● **Objective**
Report all lines from the entries below in which "Basis" appears.

______________________________

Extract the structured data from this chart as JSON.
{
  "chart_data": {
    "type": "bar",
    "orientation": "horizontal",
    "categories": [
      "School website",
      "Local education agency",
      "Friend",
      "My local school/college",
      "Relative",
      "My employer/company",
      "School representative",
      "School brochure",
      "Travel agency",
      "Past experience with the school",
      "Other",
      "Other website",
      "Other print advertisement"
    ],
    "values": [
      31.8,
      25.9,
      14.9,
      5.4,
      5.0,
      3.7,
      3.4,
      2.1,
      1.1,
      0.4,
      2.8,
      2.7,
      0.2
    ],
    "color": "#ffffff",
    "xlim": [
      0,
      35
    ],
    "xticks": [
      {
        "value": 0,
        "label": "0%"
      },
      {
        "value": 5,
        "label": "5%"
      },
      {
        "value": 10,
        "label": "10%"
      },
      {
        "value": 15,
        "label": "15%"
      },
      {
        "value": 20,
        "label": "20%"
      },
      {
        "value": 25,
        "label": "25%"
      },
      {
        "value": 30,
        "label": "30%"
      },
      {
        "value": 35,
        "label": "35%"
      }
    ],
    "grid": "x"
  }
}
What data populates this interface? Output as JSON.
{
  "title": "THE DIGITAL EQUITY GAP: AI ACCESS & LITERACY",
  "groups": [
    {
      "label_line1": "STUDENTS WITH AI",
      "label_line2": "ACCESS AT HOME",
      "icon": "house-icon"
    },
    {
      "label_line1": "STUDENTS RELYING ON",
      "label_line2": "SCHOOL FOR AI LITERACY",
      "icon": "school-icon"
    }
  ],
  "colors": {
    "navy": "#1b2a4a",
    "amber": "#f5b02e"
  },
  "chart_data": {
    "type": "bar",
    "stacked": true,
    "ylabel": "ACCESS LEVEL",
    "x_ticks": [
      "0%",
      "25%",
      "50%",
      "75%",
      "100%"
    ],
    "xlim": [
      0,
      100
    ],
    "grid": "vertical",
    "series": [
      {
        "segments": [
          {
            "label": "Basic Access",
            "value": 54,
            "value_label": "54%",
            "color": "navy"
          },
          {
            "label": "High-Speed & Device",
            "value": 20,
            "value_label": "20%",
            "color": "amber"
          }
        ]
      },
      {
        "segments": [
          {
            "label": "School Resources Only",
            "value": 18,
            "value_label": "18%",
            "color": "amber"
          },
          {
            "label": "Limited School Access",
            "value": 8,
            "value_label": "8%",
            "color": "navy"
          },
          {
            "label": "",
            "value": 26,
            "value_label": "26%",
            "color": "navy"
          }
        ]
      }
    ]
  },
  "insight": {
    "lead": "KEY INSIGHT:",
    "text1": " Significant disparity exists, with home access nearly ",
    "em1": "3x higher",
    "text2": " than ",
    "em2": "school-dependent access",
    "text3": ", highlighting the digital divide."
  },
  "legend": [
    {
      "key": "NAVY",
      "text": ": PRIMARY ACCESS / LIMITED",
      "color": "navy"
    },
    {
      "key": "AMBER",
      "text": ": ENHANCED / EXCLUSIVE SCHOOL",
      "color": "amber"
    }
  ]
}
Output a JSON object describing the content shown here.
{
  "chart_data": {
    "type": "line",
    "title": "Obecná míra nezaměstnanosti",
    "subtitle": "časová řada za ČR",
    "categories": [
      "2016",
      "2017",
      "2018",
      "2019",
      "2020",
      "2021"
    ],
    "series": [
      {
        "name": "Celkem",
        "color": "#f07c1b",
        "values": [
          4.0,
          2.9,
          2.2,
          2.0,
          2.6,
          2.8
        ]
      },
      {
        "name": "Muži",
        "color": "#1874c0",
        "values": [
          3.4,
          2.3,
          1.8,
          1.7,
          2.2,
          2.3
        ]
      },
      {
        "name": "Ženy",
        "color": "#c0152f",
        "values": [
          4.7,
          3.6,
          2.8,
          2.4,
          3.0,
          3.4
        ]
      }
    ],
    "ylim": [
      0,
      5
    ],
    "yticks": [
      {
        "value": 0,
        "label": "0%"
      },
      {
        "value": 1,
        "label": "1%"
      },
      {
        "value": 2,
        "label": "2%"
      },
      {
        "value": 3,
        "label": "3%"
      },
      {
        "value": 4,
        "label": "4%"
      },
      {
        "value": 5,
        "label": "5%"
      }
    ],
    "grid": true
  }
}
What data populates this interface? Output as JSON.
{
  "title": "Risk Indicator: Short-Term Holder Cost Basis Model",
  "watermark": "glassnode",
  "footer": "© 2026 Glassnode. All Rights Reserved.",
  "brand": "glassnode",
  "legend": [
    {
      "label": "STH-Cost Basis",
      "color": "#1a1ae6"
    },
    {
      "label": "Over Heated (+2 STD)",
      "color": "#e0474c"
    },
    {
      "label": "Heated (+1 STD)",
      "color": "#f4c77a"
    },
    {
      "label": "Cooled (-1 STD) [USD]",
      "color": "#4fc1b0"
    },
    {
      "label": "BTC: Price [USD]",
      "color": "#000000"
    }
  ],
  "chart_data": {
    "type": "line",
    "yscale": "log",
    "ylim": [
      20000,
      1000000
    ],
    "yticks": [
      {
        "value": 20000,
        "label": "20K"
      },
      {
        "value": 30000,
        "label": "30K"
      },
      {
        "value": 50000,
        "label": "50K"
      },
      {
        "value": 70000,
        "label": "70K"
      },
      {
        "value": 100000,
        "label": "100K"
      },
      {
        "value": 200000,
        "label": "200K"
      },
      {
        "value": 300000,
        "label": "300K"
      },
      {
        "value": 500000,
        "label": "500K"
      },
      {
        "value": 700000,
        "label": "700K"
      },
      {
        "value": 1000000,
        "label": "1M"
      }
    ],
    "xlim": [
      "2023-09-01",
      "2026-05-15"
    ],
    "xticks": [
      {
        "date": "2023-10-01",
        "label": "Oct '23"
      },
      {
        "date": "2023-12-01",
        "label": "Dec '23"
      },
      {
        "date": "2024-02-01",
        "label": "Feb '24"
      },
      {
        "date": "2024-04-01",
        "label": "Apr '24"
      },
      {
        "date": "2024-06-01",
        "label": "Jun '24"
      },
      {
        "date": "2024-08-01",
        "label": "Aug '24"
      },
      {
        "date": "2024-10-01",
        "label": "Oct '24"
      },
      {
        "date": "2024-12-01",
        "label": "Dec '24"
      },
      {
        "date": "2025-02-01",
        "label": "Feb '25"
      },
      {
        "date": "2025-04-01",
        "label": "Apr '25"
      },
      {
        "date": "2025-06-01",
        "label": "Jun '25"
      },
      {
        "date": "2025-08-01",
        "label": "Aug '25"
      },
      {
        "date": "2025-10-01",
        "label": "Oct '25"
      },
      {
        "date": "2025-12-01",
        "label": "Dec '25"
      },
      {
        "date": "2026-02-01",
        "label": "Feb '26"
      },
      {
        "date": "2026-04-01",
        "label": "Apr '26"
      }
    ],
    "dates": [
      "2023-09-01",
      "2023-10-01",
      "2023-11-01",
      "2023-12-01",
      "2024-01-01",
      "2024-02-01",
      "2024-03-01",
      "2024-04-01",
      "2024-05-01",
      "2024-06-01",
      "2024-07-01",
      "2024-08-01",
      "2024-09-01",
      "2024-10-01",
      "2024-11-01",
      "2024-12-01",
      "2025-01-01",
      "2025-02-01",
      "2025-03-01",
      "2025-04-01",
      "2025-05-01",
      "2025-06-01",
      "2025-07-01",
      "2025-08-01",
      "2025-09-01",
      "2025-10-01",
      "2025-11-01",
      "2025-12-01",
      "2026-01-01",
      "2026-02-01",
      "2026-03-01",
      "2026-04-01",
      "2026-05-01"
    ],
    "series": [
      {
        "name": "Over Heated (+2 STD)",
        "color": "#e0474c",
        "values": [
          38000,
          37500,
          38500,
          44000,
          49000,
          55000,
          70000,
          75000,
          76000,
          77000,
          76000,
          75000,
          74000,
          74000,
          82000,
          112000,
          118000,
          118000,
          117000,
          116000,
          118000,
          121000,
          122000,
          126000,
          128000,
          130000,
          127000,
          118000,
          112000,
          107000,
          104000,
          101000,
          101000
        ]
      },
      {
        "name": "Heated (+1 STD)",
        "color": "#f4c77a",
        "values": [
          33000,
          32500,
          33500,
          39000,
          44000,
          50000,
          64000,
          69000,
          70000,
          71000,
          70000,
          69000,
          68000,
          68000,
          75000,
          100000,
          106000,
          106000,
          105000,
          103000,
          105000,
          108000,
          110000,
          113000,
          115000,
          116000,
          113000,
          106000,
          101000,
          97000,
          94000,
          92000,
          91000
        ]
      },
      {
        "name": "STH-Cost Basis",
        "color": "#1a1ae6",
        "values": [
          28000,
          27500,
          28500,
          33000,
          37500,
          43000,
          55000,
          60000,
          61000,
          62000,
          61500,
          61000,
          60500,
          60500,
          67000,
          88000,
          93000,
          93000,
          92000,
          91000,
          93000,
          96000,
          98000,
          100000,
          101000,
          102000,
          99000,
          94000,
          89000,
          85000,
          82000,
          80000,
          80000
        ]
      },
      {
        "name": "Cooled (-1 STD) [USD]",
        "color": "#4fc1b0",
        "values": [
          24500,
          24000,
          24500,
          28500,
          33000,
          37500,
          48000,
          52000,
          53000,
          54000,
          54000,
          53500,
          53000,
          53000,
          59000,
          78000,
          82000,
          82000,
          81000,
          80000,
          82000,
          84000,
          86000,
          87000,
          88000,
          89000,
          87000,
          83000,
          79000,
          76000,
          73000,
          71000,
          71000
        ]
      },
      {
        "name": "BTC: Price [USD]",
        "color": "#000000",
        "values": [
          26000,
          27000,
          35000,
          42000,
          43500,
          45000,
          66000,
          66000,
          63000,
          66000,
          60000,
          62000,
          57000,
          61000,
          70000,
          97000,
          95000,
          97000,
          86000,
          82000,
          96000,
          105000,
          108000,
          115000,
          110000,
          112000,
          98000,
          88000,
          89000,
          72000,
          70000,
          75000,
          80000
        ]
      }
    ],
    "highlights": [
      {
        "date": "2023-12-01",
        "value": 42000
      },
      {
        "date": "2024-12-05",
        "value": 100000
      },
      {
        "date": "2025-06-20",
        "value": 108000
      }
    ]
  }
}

______________________________

● **Finished answer**
  "title": "Risk Indicator: Short-Term Holder Cost Basis Model",
      "label": "STH-Cost Basis",
        "name": "STH-Cost Basis",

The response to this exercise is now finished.